• **SET TASK**
Every line in the listing is to be echoed verbatim.

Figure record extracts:
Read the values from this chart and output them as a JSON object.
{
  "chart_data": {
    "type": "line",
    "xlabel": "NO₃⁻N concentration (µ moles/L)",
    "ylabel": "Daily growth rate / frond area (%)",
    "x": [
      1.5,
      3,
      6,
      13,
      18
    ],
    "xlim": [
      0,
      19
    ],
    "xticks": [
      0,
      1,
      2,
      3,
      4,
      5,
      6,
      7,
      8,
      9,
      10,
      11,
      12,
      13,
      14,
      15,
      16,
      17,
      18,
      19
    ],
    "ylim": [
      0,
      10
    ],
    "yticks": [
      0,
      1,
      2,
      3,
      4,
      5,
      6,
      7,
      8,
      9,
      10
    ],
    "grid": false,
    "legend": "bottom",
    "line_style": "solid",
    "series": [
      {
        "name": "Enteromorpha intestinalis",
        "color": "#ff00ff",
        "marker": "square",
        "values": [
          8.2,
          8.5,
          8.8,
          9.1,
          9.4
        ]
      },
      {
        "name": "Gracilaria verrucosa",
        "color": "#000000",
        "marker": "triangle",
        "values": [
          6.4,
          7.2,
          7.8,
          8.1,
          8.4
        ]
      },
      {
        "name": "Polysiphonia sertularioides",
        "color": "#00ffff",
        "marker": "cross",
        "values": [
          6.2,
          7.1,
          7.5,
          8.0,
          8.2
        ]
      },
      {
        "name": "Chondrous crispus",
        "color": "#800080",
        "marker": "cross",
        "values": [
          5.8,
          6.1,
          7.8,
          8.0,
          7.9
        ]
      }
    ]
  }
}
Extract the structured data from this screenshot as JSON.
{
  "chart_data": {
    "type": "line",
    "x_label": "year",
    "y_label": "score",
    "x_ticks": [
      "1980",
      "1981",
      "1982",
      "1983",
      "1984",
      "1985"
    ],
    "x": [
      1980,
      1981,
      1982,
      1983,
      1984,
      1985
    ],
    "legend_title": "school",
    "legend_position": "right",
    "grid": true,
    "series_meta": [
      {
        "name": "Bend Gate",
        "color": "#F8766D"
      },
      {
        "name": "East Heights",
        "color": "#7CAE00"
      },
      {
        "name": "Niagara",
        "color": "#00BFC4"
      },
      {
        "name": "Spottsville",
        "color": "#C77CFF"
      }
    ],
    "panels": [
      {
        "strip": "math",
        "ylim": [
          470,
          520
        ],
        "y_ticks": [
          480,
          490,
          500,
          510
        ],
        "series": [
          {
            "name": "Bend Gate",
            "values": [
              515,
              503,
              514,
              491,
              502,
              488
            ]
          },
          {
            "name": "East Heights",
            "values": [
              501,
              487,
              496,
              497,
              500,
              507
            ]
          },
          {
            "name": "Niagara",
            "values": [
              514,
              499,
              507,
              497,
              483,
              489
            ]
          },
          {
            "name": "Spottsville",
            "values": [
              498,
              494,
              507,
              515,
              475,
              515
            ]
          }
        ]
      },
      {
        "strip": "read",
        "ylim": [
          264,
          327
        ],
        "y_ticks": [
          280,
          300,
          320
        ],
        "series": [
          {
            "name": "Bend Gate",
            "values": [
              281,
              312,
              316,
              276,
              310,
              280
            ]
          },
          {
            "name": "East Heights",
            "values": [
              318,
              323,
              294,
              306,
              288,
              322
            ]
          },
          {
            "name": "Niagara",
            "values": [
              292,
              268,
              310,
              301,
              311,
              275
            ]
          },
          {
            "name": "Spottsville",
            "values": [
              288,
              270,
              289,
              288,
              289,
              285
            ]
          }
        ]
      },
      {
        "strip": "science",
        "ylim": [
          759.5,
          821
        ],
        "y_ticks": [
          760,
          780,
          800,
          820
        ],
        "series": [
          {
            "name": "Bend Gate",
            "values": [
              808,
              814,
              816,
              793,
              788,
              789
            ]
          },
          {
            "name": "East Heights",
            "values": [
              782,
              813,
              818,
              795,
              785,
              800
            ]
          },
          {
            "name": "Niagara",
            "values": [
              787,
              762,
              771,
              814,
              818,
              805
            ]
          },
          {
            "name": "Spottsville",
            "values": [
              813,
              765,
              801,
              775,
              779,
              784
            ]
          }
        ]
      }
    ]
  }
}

• **RESPONSE TO THIS TASK**
Read the values from this chart and output them as a JSON object.
{
  "chart_data": {
    "type": "line",
    "xlabel": "NO₃⁻N concentration (µ moles/L)",
    "ylabel": "Daily growth rate / frond area (%)",
    "x": [
      1.5,
      3,
      6,
      13,
      18
    ],
    "xlim": [
      0,
      19
    ],
    "xticks": [
      0,
      1,
      2,
      3,
      4,
      5,
      6,
      7,
      8,
      9,
      10,
      11,
      12,
      13,
      14,
      15,
      16,
      17,
      18,
      19
    ],
    "ylim": [
      0,
      10
    ],
    "yticks": [
      0,
      1,
      2,
      3,
      4,
      5,
      6,
      7,
      8,
      9,
      10
    ],
    "grid": false,
    "legend": "bottom",
    "line_style": "solid",
    "series": [
      {
        "name": "Enteromorpha intestinalis",
        "color": "#ff00ff",
        "marker": "square",
        "values": [
          8.2,
          8.5,
          8.8,
          9.1,
          9.4
        ]
      },
      {
        "name": "Gracilaria verrucosa",
        "color": "#000000",
        "marker": "triangle",
        "values": [
          6.4,
          7.2,
          7.8,
          8.1,
          8.4
        ]
      },
      {
        "name": "Polysiphonia sertularioides",
        "color": "#00ffff",
        "marker": "cross",
        "values": [
          6.2,
          7.1,
          7.5,
          8.0,
          8.2
        ]
      },
      {
        "name": "Chondrous crispus",
        "color": "#800080",
        "marker": "cross",
        "values": [
          5.8,
          6.1,
          7.8,
          8.0,
          7.9
        ]
      }
    ]
  }
}
Extract the structured data from this screenshot as JSON.
{
  "chart_data": {
    "type": "line",
    "x_label": "year",
    "y_label": "score",
    "x_ticks": [
      "1980",
      "1981",
      "1982",
      "1983",
      "1984",
      "1985"
    ],
    "x": [
      1980,
      1981,
      1982,
      1983,
      1984,
      1985
    ],
    "legend_title": "school",
    "legend_position": "right",
    "grid": true,
    "series_meta": [
      {
        "name": "Bend Gate",
        "color": "#F8766D"
      },
      {
        "name": "East Heights",
        "color": "#7CAE00"
      },
      {
        "name": "Niagara",
        "color": "#00BFC4"
      },
      {
        "name": "Spottsville",
        "color": "#C77CFF"
      }
    ],
    "panels": [
      {
        "strip": "math",
        "ylim": [
          470,
          520
        ],
        "y_ticks": [
          480,
          490,
          500,
          510
        ],
        "series": [
          {
            "name": "Bend Gate",
            "values": [
              515,
              503,
              514,
              491,
              502,
              488
            ]
          },
          {
            "name": "East Heights",
            "values": [
              501,
              487,
              496,
              497,
              500,
              507
            ]
          },
          {
            "name": "Niagara",
            "values": [
              514,
              499,
              507,
              497,
              483,
              489
            ]
          },
          {
            "name": "Spottsville",
            "values": [
              498,
              494,
              507,
              515,
              475,
              515
            ]
          }
        ]
      },
      {
        "strip": "read",
        "ylim": [
          264,
          327
        ],
        "y_ticks": [
          280,
          300,
          320
        ],
        "series": [
          {
            "name": "Bend Gate",
            "values": [
              281,
              312,
              316,
              276,
              310,
              280
            ]
          },
          {
            "name": "East Heights",
            "values": [
              318,
              323,
              294,
              306,
              288,
              322
            ]
          },
          {
            "name": "Niagara",
            "values": [
              292,
              268,
              310,
              301,
              311,
              275
            ]
          },
          {
            "name": "Spottsville",
            "values": [
              288,
              270,
              289,
              288,
              289,
              285
            ]
          }
        ]
      },
      {
        "strip": "science",
        "ylim": [
          759.5,
          821
        ],
        "y_ticks": [
          760,
          780,
          800,
          820
        ],
        "series": [
          {
            "name": "Bend Gate",
            "values": [
              808,
              814,
              816,
              793,
              788,
              789
            ]
          },
          {
            "name": "East Heights",
            "values": [
              782,
              813,
              818,
              795,
              785,
              800
            ]
          },
          {
            "name": "Niagara",
            "values": [
              787,
              762,
              771,
              814,
              818,
              805
            ]
          },
          {
            "name": "Spottsville",
            "values": [
              813,
              765,
              801,
              775,
              779,
              784
            ]
          }
        ]
      }
    ]
  }
}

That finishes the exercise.